Short task -> Copy each line below in which the string "Потребление" occurs.

Records provided ->

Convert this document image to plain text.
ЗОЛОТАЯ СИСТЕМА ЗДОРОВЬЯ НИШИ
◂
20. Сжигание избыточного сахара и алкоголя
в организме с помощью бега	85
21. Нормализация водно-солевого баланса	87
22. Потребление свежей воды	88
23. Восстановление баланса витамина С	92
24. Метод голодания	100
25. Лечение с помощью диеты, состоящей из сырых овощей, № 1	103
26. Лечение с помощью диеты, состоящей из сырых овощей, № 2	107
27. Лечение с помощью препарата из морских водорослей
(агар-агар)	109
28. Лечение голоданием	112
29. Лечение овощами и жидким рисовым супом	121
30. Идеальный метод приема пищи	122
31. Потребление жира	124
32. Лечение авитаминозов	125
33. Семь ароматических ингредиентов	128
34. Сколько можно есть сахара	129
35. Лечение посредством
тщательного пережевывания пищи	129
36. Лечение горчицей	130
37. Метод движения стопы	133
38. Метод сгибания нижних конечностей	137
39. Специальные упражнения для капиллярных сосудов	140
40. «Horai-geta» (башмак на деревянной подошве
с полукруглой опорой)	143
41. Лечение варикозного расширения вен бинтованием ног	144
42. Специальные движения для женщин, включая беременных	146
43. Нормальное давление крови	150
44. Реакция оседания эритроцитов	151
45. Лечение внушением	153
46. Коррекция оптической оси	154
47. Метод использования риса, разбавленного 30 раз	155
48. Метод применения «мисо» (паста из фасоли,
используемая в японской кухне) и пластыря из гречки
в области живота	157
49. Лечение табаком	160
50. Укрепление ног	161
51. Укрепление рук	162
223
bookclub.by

Exercise output ->
22. Потребление свежей воды	88
31. Потребление жира	124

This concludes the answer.